**Data entries:**
■ ■ ■ ■

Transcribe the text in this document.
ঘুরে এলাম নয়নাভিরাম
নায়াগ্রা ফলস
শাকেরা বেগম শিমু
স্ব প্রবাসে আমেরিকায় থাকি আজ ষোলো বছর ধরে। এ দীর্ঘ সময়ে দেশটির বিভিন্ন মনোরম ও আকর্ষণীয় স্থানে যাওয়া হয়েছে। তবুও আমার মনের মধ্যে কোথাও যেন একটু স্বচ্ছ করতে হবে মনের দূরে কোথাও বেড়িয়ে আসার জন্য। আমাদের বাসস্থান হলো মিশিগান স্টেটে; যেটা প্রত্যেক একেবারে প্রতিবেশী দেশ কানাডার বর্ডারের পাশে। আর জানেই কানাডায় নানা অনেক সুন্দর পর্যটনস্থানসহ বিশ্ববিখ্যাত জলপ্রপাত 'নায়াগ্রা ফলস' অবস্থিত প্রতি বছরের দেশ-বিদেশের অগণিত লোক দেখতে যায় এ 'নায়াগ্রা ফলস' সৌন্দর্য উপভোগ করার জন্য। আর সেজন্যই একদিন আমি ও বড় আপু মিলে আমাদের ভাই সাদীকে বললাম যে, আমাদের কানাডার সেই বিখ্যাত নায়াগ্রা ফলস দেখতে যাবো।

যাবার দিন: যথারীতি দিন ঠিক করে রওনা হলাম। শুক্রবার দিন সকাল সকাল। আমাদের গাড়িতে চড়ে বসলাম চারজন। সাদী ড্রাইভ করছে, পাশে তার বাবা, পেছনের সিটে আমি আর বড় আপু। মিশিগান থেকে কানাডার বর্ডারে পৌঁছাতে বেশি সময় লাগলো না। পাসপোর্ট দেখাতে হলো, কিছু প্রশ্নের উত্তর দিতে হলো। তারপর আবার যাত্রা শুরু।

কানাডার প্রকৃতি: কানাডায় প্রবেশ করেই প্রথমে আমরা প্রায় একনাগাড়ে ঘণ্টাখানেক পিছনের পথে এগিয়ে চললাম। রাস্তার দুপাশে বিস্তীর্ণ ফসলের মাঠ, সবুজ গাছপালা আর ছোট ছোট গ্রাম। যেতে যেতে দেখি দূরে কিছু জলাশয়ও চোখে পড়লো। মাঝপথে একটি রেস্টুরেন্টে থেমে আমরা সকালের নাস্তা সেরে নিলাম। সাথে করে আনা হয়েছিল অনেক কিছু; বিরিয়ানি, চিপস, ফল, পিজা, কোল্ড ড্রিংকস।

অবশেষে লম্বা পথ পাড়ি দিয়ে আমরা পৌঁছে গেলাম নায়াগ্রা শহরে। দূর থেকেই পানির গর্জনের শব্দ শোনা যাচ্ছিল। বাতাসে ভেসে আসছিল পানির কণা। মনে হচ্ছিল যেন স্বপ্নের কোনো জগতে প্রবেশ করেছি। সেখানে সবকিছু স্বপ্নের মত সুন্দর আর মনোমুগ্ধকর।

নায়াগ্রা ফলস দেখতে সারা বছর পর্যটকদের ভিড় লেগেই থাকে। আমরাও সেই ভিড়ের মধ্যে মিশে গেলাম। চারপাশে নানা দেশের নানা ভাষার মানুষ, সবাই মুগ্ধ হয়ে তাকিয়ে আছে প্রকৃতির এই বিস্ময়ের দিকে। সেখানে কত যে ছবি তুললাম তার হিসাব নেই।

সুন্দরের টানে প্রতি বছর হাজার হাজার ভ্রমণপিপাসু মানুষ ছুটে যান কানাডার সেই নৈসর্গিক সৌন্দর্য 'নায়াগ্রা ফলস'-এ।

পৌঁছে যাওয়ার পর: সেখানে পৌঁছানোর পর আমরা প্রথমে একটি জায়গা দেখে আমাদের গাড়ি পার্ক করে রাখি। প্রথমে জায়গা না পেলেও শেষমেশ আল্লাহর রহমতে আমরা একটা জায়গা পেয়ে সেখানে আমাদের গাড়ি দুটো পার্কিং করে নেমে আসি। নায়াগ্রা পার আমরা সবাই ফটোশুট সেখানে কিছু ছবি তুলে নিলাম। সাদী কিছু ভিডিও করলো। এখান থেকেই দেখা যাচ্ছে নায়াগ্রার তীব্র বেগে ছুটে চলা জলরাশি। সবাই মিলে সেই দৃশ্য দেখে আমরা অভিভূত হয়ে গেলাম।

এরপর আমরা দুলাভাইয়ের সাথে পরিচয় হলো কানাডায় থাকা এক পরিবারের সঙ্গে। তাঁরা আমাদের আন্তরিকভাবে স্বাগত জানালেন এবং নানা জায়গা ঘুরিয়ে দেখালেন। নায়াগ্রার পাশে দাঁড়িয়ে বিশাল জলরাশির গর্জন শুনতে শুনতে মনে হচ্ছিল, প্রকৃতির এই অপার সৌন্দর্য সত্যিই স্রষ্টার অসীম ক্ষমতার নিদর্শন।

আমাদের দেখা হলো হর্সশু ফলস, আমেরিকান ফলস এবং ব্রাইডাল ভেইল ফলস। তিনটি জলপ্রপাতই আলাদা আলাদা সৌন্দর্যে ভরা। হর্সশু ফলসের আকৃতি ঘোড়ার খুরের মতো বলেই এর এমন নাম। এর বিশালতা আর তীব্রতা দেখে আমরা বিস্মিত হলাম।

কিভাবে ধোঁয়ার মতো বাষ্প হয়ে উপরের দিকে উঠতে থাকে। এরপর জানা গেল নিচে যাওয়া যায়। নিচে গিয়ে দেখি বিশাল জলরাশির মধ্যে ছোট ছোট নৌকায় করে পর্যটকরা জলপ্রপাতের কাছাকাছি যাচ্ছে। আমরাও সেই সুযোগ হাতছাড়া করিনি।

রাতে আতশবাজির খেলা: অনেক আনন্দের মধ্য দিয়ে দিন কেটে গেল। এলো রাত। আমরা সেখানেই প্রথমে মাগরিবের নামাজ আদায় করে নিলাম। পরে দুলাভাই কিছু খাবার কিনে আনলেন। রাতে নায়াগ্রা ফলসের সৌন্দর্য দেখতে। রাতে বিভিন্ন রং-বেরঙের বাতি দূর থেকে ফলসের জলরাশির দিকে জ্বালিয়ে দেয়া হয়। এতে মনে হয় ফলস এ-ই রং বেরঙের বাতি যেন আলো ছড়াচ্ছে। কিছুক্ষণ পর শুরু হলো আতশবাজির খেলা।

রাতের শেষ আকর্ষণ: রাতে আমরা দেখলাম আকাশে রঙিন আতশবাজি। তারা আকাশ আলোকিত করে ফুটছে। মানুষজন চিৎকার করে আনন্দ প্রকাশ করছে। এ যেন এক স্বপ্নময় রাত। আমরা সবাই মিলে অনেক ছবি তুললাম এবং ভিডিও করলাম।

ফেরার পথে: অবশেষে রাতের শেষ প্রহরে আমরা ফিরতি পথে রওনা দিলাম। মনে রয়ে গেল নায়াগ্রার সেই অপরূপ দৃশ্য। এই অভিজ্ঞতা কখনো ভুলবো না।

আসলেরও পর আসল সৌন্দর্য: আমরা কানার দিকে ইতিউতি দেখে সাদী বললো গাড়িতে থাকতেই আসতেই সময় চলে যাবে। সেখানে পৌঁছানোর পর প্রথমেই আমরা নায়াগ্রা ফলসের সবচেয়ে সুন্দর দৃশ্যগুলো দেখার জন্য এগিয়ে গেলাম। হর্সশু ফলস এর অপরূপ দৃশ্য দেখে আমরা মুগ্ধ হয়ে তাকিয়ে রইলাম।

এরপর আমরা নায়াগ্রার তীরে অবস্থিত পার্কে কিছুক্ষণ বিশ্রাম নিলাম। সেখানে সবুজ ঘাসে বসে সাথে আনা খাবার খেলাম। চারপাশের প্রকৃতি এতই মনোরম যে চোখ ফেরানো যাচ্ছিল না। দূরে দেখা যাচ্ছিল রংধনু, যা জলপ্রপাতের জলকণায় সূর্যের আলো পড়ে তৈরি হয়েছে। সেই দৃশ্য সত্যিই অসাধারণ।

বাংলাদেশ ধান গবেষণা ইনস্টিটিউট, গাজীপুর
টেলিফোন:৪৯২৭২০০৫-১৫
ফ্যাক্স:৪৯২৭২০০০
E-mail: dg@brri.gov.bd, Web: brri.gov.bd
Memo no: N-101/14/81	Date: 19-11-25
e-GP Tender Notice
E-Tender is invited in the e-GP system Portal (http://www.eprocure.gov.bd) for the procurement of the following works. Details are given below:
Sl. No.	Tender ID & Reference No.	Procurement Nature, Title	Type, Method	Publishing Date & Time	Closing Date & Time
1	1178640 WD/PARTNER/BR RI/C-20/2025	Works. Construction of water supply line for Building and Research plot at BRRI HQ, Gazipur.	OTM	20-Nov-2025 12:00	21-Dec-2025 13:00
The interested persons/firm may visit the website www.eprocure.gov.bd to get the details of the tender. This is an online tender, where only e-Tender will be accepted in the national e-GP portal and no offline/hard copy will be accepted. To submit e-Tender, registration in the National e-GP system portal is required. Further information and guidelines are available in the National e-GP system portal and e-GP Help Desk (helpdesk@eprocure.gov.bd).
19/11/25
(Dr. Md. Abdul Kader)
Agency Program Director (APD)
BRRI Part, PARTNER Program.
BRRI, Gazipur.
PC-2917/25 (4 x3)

■ ■ ■ ■

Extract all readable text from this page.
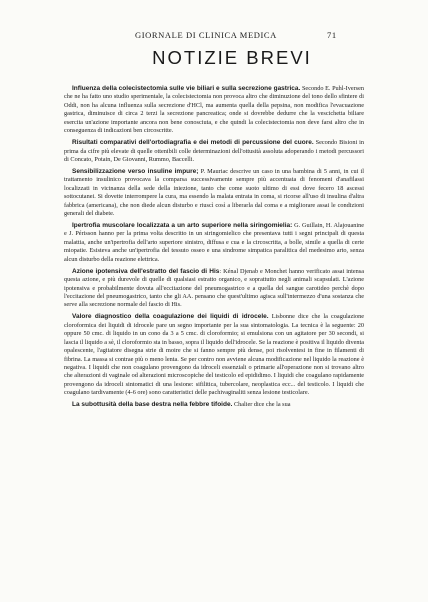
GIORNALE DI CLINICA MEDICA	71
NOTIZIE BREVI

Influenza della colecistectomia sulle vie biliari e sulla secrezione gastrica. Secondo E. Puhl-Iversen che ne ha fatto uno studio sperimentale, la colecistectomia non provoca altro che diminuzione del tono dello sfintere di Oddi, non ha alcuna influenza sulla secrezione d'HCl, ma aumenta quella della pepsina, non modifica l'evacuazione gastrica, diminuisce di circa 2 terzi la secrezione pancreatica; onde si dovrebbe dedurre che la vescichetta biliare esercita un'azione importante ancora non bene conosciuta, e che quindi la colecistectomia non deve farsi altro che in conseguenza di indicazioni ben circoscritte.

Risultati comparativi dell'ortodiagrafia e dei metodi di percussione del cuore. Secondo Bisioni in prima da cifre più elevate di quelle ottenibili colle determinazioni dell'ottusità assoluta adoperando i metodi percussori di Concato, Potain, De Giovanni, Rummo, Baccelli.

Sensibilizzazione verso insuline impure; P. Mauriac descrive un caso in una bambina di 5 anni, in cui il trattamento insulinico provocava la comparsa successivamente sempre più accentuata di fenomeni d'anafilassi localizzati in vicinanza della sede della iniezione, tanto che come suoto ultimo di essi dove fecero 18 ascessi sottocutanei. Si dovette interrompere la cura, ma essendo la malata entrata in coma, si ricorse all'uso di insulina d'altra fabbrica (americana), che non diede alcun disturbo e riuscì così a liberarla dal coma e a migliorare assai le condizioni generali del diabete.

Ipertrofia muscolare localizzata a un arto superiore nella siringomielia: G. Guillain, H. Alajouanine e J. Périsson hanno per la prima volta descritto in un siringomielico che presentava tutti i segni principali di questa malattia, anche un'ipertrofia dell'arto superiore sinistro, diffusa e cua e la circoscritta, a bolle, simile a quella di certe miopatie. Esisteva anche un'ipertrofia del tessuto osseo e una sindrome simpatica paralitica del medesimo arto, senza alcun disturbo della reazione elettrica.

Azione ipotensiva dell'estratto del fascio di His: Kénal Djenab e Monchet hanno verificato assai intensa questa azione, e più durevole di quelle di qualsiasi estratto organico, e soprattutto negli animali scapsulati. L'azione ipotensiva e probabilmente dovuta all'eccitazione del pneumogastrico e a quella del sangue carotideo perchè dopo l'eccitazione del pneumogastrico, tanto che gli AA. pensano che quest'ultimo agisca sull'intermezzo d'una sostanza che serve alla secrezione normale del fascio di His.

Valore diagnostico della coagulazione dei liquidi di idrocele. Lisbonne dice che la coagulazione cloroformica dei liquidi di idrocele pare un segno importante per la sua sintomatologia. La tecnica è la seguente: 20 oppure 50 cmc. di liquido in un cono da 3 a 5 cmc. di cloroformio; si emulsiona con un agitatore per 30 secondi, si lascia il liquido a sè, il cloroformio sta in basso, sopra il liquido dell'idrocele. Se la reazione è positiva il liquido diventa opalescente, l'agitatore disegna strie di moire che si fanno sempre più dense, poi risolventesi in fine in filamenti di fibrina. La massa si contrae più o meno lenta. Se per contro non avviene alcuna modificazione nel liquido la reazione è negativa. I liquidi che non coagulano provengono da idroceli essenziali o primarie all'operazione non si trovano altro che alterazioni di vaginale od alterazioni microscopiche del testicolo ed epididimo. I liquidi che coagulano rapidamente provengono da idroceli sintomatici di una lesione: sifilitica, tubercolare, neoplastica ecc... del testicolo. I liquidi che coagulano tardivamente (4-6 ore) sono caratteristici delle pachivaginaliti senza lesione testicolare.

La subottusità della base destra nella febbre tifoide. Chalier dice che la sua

■ ■ ■ ■

**TO DO:**
Search the data for the string "disturbo" and copy each line where it appears.

**EXERCISE SOLUTION:**
Sensibilizzazione verso insuline impure; P. Mauriac descrive un caso in una bambina di 5 anni, in cui il trattamento insulinico provocava la comparsa successivamente sempre più accentuata di fenomeni d'anafilassi localizzati in vicinanza della sede della iniezione, tanto che come suoto ultimo di essi dove fecero 18 ascessi sottocutanei. Si dovette interrompere la cura, ma essendo la malata entrata in coma, si ricorse all'uso di insulina d'altra fabbrica (americana), che non diede alcun disturbo e riuscì così a liberarla dal coma e a migliorare assai le condizioni generali del diabete.
Ipertrofia muscolare localizzata a un arto superiore nella siringomielia: G. Guillain, H. Alajouanine e J. Périsson hanno per la prima volta descritto in un siringomielico che presentava tutti i segni principali di questa malattia, anche un'ipertrofia dell'arto superiore sinistro, diffusa e cua e la circoscritta, a bolle, simile a quella di certe miopatie. Esisteva anche un'ipertrofia del tessuto osseo e una sindrome simpatica paralitica del medesimo arto, senza alcun disturbo della reazione elettrica.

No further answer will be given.